Set exercise:
Copy out each line of the material below that holds the string "from".

===== Records provided

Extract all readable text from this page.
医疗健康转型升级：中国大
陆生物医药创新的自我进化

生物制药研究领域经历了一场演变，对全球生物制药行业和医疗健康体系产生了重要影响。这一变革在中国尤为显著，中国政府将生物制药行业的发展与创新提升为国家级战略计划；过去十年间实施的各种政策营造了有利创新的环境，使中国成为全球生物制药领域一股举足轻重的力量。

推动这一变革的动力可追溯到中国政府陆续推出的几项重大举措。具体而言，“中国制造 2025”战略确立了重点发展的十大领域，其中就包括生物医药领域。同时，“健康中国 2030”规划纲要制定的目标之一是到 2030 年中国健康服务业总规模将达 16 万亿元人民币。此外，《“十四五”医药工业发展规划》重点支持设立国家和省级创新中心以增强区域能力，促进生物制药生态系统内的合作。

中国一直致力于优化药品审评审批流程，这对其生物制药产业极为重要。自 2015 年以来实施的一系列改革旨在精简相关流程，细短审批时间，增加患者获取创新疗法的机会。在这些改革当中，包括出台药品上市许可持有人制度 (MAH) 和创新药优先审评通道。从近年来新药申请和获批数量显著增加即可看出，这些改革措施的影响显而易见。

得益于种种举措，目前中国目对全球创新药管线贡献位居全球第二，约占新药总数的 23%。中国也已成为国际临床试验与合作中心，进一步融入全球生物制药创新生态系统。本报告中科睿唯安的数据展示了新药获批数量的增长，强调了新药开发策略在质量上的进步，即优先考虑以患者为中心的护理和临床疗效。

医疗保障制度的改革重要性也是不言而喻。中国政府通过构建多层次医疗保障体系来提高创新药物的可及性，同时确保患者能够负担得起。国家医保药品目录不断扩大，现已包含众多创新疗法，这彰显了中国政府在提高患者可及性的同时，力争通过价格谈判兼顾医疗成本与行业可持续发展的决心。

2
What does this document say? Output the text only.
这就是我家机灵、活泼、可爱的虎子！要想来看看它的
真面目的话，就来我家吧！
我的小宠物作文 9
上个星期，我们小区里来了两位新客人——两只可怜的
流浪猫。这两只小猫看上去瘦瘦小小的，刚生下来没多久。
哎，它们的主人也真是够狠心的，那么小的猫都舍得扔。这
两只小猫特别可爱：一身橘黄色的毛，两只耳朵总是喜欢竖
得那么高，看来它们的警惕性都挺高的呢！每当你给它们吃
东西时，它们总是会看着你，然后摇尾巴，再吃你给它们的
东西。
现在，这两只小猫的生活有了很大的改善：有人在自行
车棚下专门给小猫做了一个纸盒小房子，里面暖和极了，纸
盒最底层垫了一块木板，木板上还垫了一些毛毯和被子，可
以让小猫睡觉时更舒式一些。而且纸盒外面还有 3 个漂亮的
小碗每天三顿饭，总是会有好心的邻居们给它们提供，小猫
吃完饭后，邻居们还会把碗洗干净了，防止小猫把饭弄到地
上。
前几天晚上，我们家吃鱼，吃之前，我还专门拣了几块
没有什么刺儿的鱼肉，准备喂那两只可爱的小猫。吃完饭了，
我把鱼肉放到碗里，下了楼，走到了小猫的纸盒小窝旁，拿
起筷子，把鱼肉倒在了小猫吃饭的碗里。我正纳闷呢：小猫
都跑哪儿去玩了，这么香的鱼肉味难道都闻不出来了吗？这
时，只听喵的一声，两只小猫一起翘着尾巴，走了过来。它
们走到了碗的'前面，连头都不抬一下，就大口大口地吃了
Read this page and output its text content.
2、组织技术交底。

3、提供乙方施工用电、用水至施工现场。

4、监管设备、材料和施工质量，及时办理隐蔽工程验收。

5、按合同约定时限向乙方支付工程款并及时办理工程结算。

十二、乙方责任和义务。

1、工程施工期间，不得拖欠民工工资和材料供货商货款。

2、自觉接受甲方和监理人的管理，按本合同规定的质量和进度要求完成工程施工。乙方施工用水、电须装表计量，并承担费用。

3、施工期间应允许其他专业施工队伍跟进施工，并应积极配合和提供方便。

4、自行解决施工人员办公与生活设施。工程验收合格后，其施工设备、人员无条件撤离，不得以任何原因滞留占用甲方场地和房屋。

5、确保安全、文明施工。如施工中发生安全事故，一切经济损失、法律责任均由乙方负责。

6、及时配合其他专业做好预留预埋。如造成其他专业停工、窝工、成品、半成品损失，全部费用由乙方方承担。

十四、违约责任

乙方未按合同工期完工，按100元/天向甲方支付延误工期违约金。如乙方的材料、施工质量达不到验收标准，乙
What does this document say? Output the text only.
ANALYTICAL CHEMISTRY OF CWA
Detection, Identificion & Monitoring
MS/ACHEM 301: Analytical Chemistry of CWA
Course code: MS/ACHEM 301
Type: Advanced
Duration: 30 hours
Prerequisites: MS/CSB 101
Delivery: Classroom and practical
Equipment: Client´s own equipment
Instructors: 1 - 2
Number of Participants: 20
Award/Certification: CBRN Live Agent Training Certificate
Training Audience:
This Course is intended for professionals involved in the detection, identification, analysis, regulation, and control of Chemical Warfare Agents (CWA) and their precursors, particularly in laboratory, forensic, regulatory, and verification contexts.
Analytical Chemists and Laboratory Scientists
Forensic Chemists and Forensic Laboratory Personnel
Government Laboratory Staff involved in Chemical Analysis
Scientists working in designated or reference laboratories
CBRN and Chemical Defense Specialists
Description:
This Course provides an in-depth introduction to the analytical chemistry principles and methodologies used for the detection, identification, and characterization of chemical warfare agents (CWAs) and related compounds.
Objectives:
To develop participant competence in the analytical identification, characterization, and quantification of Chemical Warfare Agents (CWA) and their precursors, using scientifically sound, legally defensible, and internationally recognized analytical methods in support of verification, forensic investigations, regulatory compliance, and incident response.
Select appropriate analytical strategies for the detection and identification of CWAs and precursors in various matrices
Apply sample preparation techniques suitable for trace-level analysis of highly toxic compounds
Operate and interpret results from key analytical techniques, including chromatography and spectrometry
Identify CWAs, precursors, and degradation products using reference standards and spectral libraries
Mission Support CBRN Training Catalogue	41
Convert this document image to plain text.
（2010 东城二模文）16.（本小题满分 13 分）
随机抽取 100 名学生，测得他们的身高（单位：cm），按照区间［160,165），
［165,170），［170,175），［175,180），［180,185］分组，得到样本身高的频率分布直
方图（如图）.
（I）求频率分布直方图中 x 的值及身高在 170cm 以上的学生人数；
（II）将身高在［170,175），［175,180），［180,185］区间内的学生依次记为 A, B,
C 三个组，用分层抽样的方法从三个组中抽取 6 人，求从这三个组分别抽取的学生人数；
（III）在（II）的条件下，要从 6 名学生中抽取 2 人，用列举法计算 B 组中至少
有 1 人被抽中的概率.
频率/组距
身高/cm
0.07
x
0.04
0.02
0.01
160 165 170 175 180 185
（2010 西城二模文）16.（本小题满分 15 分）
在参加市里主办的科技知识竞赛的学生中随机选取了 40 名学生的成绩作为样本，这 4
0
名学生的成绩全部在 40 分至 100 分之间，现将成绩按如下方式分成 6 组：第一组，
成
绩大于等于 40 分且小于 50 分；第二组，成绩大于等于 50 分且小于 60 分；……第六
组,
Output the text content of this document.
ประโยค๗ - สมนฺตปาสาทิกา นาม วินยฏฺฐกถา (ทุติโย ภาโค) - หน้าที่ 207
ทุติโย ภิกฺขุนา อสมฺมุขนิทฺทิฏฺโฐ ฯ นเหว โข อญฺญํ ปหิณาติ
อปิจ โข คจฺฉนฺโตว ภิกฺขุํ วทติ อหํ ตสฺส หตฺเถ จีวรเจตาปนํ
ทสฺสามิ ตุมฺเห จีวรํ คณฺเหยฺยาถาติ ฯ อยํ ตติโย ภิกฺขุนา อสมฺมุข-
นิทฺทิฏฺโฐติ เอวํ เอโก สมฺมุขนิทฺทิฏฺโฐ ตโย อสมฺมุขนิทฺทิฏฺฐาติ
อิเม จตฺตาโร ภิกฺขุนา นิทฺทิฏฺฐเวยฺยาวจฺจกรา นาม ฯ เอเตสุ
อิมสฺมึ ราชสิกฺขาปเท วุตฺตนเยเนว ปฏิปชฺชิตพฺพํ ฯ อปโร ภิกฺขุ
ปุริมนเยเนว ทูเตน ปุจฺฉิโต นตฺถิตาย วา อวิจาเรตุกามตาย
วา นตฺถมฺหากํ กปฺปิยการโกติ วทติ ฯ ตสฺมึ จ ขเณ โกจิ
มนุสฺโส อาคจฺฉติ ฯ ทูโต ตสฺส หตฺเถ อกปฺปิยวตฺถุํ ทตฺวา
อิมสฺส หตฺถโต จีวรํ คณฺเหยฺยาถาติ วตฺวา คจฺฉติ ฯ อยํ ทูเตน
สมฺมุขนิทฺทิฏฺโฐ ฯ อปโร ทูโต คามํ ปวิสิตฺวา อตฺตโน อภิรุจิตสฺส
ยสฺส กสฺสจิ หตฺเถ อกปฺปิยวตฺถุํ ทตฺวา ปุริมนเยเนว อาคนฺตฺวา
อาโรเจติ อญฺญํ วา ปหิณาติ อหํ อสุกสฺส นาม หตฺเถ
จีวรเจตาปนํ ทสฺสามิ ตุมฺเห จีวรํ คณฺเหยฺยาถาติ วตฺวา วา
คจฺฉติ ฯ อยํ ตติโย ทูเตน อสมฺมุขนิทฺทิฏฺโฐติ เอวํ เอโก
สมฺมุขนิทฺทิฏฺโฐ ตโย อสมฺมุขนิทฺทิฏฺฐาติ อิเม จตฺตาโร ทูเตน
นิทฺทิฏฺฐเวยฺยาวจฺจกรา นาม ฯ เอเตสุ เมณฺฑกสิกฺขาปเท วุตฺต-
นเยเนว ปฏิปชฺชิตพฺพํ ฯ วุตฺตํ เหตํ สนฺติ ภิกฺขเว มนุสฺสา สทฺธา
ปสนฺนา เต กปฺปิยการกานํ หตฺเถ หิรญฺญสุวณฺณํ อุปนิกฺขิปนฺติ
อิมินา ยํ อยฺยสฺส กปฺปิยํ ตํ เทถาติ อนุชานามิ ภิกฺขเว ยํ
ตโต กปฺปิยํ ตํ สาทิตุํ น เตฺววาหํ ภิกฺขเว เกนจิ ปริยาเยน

==========

Completed task:
Extract all readable text from this page.
Operate and interpret results from key analytical techniques, including chromatography and spectrometry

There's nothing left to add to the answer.